- **BRIEF**
Below is a block of records; repeat each one exactly.

- **RECORDS FOR THIS EXERCISE**
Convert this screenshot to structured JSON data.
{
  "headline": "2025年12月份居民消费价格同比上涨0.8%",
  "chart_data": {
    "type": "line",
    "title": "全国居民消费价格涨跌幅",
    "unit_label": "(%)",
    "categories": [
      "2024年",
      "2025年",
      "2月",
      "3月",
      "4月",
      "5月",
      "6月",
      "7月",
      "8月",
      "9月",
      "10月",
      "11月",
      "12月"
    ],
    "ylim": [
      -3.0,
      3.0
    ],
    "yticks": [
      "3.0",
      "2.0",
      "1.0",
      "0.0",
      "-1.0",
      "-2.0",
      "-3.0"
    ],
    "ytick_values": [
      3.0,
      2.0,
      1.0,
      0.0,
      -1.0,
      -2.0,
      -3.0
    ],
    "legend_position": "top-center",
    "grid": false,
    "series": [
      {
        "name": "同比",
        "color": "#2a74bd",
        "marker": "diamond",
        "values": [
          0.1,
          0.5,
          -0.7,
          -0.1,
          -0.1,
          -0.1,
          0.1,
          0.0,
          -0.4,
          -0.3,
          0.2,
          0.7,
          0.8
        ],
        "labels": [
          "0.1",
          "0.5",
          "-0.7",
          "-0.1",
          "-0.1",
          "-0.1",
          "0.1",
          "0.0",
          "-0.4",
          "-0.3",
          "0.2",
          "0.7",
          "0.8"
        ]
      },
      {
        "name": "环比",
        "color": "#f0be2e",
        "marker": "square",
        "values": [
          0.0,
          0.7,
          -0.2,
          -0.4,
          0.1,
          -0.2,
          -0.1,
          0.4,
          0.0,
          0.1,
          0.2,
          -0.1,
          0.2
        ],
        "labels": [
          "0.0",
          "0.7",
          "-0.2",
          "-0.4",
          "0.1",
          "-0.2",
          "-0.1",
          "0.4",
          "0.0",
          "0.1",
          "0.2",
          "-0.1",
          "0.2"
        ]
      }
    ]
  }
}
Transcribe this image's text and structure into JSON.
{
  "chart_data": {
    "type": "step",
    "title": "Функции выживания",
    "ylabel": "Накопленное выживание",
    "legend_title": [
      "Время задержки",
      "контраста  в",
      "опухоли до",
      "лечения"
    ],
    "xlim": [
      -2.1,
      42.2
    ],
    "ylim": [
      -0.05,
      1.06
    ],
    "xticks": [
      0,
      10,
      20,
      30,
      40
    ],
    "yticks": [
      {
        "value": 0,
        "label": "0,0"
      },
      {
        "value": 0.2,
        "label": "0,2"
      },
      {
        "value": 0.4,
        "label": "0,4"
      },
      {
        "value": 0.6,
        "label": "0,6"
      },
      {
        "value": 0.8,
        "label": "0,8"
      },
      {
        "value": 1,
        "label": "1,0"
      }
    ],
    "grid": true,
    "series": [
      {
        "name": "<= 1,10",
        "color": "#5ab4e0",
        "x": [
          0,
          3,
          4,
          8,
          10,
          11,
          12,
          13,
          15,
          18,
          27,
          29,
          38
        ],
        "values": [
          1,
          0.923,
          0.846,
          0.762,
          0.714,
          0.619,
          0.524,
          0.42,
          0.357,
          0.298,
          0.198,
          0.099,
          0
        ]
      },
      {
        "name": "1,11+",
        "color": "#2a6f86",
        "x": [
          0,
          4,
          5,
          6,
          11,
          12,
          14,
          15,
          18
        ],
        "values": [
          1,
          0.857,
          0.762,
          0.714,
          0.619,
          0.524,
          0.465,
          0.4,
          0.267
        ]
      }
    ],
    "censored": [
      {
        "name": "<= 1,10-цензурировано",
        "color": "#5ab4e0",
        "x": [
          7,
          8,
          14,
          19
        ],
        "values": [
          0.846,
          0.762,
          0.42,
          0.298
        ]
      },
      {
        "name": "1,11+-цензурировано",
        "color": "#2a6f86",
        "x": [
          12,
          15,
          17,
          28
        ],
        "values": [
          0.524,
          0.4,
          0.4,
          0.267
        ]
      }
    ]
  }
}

- **REPLY**
Convert this screenshot to structured JSON data.
{
  "headline": "2025年12月份居民消费价格同比上涨0.8%",
  "chart_data": {
    "type": "line",
    "title": "全国居民消费价格涨跌幅",
    "unit_label": "(%)",
    "categories": [
      "2024年",
      "2025年",
      "2月",
      "3月",
      "4月",
      "5月",
      "6月",
      "7月",
      "8月",
      "9月",
      "10月",
      "11月",
      "12月"
    ],
    "ylim": [
      -3.0,
      3.0
    ],
    "yticks": [
      "3.0",
      "2.0",
      "1.0",
      "0.0",
      "-1.0",
      "-2.0",
      "-3.0"
    ],
    "ytick_values": [
      3.0,
      2.0,
      1.0,
      0.0,
      -1.0,
      -2.0,
      -3.0
    ],
    "legend_position": "top-center",
    "grid": false,
    "series": [
      {
        "name": "同比",
        "color": "#2a74bd",
        "marker": "diamond",
        "values": [
          0.1,
          0.5,
          -0.7,
          -0.1,
          -0.1,
          -0.1,
          0.1,
          0.0,
          -0.4,
          -0.3,
          0.2,
          0.7,
          0.8
        ],
        "labels": [
          "0.1",
          "0.5",
          "-0.7",
          "-0.1",
          "-0.1",
          "-0.1",
          "0.1",
          "0.0",
          "-0.4",
          "-0.3",
          "0.2",
          "0.7",
          "0.8"
        ]
      },
      {
        "name": "环比",
        "color": "#f0be2e",
        "marker": "square",
        "values": [
          0.0,
          0.7,
          -0.2,
          -0.4,
          0.1,
          -0.2,
          -0.1,
          0.4,
          0.0,
          0.1,
          0.2,
          -0.1,
          0.2
        ],
        "labels": [
          "0.0",
          "0.7",
          "-0.2",
          "-0.4",
          "0.1",
          "-0.2",
          "-0.1",
          "0.4",
          "0.0",
          "0.1",
          "0.2",
          "-0.1",
          "0.2"
        ]
      }
    ]
  }
}
Transcribe this image's text and structure into JSON.
{
  "chart_data": {
    "type": "step",
    "title": "Функции выживания",
    "ylabel": "Накопленное выживание",
    "legend_title": [
      "Время задержки",
      "контраста  в",
      "опухоли до",
      "лечения"
    ],
    "xlim": [
      -2.1,
      42.2
    ],
    "ylim": [
      -0.05,
      1.06
    ],
    "xticks": [
      0,
      10,
      20,
      30,
      40
    ],
    "yticks": [
      {
        "value": 0,
        "label": "0,0"
      },
      {
        "value": 0.2,
        "label": "0,2"
      },
      {
        "value": 0.4,
        "label": "0,4"
      },
      {
        "value": 0.6,
        "label": "0,6"
      },
      {
        "value": 0.8,
        "label": "0,8"
      },
      {
        "value": 1,
        "label": "1,0"
      }
    ],
    "grid": true,
    "series": [
      {
        "name": "<= 1,10",
        "color": "#5ab4e0",
        "x": [
          0,
          3,
          4,
          8,
          10,
          11,
          12,
          13,
          15,
          18,
          27,
          29,
          38
        ],
        "values": [
          1,
          0.923,
          0.846,
          0.762,
          0.714,
          0.619,
          0.524,
          0.42,
          0.357,
          0.298,
          0.198,
          0.099,
          0
        ]
      },
      {
        "name": "1,11+",
        "color": "#2a6f86",
        "x": [
          0,
          4,
          5,
          6,
          11,
          12,
          14,
          15,
          18
        ],
        "values": [
          1,
          0.857,
          0.762,
          0.714,
          0.619,
          0.524,
          0.465,
          0.4,
          0.267
        ]
      }
    ],
    "censored": [
      {
        "name": "<= 1,10-цензурировано",
        "color": "#5ab4e0",
        "x": [
          7,
          8,
          14,
          19
        ],
        "values": [
          0.846,
          0.762,
          0.42,
          0.298
        ]
      },
      {
        "name": "1,11+-цензурировано",
        "color": "#2a6f86",
        "x": [
          12,
          15,
          17,
          28
        ],
        "values": [
          0.524,
          0.4,
          0.4,
          0.267
        ]
      }
    ]
  }
}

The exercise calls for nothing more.